**Goal:**
Find each line of the listing that contains the word "Inventory" and copy all of those lines in full.

**Data for the task:**
────────────────────────────────────────
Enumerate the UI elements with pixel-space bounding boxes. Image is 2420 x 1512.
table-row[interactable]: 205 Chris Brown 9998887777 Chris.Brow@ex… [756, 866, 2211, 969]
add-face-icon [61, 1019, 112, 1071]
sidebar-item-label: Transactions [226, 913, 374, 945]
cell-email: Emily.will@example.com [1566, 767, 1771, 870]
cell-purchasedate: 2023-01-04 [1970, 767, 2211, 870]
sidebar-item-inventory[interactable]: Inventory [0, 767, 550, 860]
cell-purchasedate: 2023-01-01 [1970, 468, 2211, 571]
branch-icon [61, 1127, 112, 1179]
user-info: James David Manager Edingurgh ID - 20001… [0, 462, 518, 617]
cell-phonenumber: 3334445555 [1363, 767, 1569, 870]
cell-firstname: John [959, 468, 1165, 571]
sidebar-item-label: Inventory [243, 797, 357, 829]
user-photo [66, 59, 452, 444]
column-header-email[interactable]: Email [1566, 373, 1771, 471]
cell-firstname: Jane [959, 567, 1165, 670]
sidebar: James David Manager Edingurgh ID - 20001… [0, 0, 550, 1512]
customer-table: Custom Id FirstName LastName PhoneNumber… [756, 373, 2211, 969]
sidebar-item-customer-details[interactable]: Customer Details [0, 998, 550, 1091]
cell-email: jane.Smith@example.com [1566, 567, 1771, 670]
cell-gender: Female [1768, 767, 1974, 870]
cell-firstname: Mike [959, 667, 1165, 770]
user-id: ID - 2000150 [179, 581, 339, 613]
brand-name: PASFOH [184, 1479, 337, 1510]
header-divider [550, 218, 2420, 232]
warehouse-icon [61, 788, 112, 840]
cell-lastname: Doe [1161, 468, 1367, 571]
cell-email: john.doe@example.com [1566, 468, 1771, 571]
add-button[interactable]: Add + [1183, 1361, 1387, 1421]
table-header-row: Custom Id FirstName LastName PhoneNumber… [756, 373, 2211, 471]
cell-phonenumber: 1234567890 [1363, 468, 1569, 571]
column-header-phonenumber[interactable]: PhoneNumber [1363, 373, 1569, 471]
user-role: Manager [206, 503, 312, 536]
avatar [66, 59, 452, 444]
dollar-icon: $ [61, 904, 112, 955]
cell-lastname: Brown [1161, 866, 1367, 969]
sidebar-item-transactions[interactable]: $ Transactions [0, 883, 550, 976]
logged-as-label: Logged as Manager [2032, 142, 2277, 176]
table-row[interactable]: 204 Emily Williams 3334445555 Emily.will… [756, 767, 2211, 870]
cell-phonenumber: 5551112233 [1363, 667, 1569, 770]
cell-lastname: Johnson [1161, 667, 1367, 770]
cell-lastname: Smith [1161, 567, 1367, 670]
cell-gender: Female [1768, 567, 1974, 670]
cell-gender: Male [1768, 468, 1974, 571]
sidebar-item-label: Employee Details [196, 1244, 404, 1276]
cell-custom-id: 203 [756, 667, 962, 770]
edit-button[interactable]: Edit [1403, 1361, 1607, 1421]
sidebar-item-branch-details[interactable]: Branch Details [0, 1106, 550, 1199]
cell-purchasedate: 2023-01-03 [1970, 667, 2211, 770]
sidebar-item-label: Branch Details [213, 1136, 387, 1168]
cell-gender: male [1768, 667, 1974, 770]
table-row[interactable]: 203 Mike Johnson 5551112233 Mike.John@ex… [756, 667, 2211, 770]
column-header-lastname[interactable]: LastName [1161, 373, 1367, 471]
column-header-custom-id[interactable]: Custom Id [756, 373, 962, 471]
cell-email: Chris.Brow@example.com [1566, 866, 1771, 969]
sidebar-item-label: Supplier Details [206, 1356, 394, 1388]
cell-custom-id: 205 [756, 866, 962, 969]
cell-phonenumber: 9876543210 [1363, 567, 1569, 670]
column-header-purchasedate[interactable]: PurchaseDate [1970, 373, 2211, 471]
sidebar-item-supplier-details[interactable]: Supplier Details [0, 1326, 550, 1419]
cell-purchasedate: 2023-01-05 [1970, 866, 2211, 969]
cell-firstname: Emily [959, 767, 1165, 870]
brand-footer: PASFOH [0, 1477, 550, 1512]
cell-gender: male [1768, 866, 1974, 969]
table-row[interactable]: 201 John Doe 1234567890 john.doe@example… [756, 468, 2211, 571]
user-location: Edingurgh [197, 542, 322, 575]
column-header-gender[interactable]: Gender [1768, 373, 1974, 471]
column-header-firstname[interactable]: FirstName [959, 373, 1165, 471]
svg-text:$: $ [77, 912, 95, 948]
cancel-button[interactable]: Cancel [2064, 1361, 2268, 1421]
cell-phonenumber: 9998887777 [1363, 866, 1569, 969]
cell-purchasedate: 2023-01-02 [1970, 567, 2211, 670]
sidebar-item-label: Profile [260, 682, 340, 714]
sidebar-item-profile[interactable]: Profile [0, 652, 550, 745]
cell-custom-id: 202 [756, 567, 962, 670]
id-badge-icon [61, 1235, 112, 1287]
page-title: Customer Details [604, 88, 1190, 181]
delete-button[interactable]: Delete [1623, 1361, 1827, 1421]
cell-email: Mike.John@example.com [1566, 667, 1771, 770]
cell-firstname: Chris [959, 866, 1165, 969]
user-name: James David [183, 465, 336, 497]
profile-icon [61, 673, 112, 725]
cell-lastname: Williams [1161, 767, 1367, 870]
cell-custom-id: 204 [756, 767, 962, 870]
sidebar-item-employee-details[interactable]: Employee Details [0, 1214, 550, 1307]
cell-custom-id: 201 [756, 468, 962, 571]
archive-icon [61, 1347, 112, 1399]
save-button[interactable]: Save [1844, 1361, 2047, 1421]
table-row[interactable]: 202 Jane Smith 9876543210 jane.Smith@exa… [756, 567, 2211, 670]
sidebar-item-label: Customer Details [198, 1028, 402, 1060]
────────────────────────────────────────
**Complete answer:**
sidebar-item-inventory[interactable]: Inventory [0, 767, 550, 860]
sidebar-item-label: Inventory [243, 797, 357, 829]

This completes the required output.